**Objective:** Print the data exactly as it is given, please.

** start Records to process **

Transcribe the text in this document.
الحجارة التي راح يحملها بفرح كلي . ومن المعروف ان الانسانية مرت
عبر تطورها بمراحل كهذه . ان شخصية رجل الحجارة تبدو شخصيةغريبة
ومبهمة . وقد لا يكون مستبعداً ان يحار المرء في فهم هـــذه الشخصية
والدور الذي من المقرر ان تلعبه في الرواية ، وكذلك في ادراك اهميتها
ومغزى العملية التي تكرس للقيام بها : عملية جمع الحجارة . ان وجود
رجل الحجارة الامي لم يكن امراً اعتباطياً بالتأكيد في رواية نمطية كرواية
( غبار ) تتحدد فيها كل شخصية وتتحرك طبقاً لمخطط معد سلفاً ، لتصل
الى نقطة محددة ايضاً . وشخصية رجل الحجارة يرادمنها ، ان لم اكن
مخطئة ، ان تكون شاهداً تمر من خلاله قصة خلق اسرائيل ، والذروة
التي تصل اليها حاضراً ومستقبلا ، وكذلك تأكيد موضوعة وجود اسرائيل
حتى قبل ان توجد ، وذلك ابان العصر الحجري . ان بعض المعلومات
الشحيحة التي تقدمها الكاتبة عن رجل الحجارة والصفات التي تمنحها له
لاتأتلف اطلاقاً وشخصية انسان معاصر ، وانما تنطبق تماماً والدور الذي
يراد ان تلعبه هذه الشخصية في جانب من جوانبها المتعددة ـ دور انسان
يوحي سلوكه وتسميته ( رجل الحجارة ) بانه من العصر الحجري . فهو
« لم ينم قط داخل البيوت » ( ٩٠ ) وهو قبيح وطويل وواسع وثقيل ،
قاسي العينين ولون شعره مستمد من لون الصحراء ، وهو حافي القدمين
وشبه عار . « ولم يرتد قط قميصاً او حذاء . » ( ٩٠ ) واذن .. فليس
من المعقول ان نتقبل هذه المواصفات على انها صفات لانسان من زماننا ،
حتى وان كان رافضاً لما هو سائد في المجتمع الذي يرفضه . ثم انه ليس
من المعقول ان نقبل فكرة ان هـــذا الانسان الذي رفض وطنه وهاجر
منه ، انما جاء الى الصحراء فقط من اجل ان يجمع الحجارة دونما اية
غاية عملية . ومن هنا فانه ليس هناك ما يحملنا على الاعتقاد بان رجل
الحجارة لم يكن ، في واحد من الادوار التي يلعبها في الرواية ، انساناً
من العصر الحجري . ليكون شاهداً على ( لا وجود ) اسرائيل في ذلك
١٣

** end Records to process **

**Solution to this problem:**
Transcribe the text in this document.
الحجارة التي راح يحملها بفرح كلي . ومن المعروف ان الانسانية مرت
عبر تطورها بمراحل كهذه . ان شخصية رجل الحجارة تبدو شخصيةغريبة
ومبهمة . وقد لا يكون مستبعداً ان يحار المرء في فهم هـــذه الشخصية
والدور الذي من المقرر ان تلعبه في الرواية ، وكذلك في ادراك اهميتها
ومغزى العملية التي تكرس للقيام بها : عملية جمع الحجارة . ان وجود
رجل الحجارة الامي لم يكن امراً اعتباطياً بالتأكيد في رواية نمطية كرواية
( غبار ) تتحدد فيها كل شخصية وتتحرك طبقاً لمخطط معد سلفاً ، لتصل
الى نقطة محددة ايضاً . وشخصية رجل الحجارة يرادمنها ، ان لم اكن
مخطئة ، ان تكون شاهداً تمر من خلاله قصة خلق اسرائيل ، والذروة
التي تصل اليها حاضراً ومستقبلا ، وكذلك تأكيد موضوعة وجود اسرائيل
حتى قبل ان توجد ، وذلك ابان العصر الحجري . ان بعض المعلومات
الشحيحة التي تقدمها الكاتبة عن رجل الحجارة والصفات التي تمنحها له
لاتأتلف اطلاقاً وشخصية انسان معاصر ، وانما تنطبق تماماً والدور الذي
يراد ان تلعبه هذه الشخصية في جانب من جوانبها المتعددة ـ دور انسان
يوحي سلوكه وتسميته ( رجل الحجارة ) بانه من العصر الحجري . فهو
« لم ينم قط داخل البيوت » ( ٩٠ ) وهو قبيح وطويل وواسع وثقيل ،
قاسي العينين ولون شعره مستمد من لون الصحراء ، وهو حافي القدمين
وشبه عار . « ولم يرتد قط قميصاً او حذاء . » ( ٩٠ ) واذن .. فليس
من المعقول ان نتقبل هذه المواصفات على انها صفات لانسان من زماننا ،
حتى وان كان رافضاً لما هو سائد في المجتمع الذي يرفضه . ثم انه ليس
من المعقول ان نقبل فكرة ان هـــذا الانسان الذي رفض وطنه وهاجر
منه ، انما جاء الى الصحراء فقط من اجل ان يجمع الحجارة دونما اية
غاية عملية . ومن هنا فانه ليس هناك ما يحملنا على الاعتقاد بان رجل
الحجارة لم يكن ، في واحد من الادوار التي يلعبها في الرواية ، انساناً
من العصر الحجري . ليكون شاهداً على ( لا وجود ) اسرائيل في ذلك
١٣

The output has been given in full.